__Exercise directions__
Pick out every line of the listing below that contains the string "indent".

___ Rows ___

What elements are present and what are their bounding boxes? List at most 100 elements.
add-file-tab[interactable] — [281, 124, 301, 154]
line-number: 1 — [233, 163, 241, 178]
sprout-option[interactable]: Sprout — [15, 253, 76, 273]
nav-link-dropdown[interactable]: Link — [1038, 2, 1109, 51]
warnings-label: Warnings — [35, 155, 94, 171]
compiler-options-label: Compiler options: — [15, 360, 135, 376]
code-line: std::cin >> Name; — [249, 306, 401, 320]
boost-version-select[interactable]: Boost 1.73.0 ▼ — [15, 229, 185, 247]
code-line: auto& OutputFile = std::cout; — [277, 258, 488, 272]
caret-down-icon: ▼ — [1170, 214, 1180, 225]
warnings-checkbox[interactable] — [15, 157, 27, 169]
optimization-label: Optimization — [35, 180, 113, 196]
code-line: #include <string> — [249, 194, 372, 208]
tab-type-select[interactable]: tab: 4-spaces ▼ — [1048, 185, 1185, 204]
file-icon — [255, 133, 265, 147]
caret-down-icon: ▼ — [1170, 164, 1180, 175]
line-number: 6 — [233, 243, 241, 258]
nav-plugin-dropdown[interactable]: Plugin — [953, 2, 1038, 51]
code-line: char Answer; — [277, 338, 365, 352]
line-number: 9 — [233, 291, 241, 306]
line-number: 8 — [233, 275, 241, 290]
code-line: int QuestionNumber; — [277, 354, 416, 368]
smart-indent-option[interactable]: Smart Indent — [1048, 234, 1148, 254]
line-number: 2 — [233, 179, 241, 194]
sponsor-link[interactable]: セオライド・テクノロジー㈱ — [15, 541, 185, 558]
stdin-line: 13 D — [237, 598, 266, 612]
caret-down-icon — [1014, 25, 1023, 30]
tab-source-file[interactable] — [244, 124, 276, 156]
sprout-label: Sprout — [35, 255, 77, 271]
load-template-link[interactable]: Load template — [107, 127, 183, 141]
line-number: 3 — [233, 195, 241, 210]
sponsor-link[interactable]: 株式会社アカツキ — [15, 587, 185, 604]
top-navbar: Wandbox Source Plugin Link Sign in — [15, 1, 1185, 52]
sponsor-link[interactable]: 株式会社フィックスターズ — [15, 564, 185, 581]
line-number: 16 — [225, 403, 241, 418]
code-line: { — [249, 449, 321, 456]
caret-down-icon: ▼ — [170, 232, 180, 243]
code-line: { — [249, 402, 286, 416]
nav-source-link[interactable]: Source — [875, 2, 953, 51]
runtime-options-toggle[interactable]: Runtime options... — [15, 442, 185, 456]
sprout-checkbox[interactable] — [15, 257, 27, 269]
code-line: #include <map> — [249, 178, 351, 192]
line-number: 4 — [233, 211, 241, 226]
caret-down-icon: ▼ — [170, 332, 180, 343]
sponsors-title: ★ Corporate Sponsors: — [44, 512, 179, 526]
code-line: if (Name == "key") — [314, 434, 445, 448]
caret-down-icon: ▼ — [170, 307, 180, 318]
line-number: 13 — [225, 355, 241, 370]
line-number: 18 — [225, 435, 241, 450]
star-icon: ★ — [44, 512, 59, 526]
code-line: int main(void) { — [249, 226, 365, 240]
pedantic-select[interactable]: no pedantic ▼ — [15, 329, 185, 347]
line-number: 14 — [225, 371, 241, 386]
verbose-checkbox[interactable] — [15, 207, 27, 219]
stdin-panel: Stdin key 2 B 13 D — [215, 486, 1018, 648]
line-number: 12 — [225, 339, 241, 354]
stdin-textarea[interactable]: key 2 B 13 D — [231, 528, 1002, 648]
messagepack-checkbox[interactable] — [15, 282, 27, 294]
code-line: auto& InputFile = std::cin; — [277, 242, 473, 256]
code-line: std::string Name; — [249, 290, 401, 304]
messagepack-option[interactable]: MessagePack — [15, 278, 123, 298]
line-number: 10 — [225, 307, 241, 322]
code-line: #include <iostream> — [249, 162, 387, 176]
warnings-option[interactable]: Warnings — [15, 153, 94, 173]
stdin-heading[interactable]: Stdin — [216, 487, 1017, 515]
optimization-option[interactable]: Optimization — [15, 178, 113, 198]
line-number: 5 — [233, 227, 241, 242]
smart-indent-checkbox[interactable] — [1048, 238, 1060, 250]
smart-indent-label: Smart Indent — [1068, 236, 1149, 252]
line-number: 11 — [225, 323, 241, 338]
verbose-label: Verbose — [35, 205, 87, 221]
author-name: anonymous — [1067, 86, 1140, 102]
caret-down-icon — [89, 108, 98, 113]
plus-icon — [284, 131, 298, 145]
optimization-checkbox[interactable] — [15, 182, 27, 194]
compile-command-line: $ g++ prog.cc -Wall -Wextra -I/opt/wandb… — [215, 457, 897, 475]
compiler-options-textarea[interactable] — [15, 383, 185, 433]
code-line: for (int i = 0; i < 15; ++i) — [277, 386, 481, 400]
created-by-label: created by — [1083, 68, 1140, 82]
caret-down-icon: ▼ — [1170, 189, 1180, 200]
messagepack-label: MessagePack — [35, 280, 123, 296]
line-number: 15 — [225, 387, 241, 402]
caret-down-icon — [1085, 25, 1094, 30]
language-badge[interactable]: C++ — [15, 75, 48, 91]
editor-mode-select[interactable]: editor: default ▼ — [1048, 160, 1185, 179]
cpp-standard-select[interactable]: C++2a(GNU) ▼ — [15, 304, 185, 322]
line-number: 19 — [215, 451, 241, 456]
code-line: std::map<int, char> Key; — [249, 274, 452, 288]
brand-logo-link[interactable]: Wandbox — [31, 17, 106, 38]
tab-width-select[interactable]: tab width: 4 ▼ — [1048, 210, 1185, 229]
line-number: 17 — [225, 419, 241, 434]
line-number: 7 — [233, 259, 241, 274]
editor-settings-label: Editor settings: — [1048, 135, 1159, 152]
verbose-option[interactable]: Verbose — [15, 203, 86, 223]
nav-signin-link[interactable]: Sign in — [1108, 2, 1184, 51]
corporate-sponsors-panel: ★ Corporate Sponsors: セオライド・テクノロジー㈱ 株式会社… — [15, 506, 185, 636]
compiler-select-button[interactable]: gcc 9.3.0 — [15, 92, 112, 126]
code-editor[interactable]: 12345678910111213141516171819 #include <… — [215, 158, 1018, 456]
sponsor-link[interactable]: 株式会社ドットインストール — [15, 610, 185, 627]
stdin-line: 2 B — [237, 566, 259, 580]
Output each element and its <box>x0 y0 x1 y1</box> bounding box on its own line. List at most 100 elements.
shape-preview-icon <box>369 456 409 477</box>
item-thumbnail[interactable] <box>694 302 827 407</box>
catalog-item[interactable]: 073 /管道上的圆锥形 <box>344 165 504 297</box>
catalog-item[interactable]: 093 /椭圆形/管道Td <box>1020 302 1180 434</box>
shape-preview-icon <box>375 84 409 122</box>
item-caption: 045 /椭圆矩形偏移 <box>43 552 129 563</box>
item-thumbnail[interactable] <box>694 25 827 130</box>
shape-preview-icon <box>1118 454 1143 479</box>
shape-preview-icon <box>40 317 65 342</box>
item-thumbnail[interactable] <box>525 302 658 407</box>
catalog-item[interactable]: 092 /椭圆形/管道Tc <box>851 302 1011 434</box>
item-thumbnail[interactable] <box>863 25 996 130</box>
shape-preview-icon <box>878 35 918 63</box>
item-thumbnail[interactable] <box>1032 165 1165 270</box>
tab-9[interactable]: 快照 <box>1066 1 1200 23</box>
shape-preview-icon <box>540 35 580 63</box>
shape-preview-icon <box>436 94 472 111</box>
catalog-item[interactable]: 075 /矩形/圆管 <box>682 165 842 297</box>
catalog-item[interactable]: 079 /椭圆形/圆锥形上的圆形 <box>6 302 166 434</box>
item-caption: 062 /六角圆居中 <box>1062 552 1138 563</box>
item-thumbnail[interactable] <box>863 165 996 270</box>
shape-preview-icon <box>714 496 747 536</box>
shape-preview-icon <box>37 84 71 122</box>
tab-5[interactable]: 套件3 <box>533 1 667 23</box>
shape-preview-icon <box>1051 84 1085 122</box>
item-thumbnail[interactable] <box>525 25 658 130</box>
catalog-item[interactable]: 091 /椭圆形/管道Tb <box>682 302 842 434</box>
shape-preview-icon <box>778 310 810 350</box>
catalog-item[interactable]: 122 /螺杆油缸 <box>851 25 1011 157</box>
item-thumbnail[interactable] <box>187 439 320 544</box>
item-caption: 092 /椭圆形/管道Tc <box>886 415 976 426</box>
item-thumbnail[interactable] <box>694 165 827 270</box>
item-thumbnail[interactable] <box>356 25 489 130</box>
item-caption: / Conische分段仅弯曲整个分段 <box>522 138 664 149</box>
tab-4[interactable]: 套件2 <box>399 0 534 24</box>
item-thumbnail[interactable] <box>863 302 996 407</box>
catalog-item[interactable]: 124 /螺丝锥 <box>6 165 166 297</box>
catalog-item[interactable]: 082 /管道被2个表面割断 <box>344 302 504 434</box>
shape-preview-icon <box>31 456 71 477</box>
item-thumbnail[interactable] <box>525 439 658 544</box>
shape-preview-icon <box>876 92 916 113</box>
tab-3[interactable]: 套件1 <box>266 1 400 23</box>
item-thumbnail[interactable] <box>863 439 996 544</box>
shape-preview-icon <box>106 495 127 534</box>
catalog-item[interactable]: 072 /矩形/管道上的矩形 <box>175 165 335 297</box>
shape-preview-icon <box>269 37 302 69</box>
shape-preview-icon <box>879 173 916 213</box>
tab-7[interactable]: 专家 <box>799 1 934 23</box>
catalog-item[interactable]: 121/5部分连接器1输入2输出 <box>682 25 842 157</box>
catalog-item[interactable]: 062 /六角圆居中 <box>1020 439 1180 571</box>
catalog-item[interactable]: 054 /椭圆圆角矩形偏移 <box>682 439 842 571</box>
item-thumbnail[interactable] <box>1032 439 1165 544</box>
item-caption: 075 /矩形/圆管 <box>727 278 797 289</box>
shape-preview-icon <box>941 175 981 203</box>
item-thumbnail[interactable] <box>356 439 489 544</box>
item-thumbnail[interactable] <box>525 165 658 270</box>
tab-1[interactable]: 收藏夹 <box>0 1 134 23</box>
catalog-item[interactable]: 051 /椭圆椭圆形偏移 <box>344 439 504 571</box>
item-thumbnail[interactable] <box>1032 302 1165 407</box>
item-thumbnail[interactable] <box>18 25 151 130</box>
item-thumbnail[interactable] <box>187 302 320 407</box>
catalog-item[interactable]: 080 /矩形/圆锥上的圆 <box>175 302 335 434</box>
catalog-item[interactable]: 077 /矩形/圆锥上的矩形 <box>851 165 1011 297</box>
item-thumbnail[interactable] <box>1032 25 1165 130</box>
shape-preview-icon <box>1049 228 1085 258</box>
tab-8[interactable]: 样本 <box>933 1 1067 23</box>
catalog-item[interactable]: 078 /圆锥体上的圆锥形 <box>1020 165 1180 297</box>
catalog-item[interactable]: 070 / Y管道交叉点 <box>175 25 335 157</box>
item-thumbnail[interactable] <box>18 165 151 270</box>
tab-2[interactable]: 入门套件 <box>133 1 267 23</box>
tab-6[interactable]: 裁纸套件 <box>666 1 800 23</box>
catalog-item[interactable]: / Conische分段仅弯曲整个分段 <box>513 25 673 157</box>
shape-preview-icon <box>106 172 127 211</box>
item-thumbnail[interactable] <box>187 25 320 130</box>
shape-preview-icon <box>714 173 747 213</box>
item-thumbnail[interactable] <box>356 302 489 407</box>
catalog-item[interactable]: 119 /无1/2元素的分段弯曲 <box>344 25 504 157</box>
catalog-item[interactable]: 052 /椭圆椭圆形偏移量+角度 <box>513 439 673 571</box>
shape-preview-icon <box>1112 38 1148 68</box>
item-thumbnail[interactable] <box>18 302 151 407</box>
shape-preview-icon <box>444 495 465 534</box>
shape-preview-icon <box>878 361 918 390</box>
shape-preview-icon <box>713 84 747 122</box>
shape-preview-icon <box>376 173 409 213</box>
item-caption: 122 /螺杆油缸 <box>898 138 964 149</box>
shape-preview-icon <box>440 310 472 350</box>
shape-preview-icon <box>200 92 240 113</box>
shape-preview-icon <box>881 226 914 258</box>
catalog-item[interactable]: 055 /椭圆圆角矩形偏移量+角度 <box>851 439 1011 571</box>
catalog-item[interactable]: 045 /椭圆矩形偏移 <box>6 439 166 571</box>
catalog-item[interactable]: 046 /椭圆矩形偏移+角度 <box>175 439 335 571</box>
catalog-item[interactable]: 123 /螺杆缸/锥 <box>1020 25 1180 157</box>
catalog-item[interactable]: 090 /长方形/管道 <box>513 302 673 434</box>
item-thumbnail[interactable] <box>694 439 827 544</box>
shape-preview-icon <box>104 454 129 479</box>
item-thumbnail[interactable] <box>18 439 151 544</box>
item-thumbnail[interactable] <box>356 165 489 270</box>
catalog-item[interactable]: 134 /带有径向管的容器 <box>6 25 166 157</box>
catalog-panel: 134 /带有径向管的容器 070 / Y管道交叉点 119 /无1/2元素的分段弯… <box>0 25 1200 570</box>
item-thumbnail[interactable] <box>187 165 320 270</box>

___

__Exercise solution__
smart-indent-option[interactable]: Smart Indent — [1048, 234, 1148, 254]
smart-indent-checkbox[interactable] — [1048, 238, 1060, 250]
smart-indent-label: Smart Indent — [1068, 236, 1149, 252]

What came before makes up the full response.